EXERCISE OBJECTIVE: Retype the full set of records. Keep every character identical.
#### DATA IN THIS EXERCISE ####
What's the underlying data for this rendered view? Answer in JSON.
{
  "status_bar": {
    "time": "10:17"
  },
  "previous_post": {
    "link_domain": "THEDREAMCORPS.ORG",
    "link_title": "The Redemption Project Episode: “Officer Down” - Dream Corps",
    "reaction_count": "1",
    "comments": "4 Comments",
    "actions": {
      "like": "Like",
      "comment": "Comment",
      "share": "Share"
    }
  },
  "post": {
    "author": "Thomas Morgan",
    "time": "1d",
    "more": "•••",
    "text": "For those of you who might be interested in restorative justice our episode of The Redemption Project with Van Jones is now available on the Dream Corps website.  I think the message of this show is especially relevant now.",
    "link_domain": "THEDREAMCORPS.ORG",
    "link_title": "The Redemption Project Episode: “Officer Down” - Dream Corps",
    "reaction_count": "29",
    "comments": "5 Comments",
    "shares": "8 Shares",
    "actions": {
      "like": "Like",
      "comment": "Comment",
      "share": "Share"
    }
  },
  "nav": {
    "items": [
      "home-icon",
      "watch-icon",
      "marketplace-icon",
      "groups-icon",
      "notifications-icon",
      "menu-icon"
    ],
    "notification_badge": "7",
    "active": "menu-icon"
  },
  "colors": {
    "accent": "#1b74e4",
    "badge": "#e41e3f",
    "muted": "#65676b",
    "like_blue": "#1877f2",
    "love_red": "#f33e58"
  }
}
####
COMPLETE ANSWER:
What's the underlying data for this rendered view? Answer in JSON.
{
  "status_bar": {
    "time": "10:17"
  },
  "previous_post": {
    "link_domain": "THEDREAMCORPS.ORG",
    "link_title": "The Redemption Project Episode: “Officer Down” - Dream Corps",
    "reaction_count": "1",
    "comments": "4 Comments",
    "actions": {
      "like": "Like",
      "comment": "Comment",
      "share": "Share"
    }
  },
  "post": {
    "author": "Thomas Morgan",
    "time": "1d",
    "more": "•••",
    "text": "For those of you who might be interested in restorative justice our episode of The Redemption Project with Van Jones is now available on the Dream Corps website.  I think the message of this show is especially relevant now.",
    "link_domain": "THEDREAMCORPS.ORG",
    "link_title": "The Redemption Project Episode: “Officer Down” - Dream Corps",
    "reaction_count": "29",
    "comments": "5 Comments",
    "shares": "8 Shares",
    "actions": {
      "like": "Like",
      "comment": "Comment",
      "share": "Share"
    }
  },
  "nav": {
    "items": [
      "home-icon",
      "watch-icon",
      "marketplace-icon",
      "groups-icon",
      "notifications-icon",
      "menu-icon"
    ],
    "notification_badge": "7",
    "active": "menu-icon"
  },
  "colors": {
    "accent": "#1b74e4",
    "badge": "#e41e3f",
    "muted": "#65676b",
    "like_blue": "#1877f2",
    "love_red": "#f33e58"
  }
}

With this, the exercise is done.